--- BEGIN Dataset ---

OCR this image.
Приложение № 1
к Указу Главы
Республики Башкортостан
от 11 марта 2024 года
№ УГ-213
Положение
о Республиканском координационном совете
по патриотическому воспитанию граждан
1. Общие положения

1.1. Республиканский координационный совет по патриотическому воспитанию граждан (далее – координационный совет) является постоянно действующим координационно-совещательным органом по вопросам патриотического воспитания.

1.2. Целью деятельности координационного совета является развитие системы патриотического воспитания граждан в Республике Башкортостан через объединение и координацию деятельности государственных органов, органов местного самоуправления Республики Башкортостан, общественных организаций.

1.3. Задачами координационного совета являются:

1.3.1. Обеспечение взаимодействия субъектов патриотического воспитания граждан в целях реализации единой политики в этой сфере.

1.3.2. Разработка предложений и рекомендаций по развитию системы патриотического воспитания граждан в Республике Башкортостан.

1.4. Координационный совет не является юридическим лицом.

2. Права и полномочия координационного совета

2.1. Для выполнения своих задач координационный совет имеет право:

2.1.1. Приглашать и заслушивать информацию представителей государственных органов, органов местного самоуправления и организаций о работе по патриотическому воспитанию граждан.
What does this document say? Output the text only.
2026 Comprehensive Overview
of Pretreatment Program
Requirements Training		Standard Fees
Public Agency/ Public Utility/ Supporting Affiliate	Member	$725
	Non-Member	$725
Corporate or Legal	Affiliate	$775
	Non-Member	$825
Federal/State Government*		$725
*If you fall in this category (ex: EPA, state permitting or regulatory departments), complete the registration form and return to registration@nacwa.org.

--- END Dataset ---

### [Exercise requirements]
Find every line with the word "Республики" and state how many there are, with no other words.

### [Final result]
2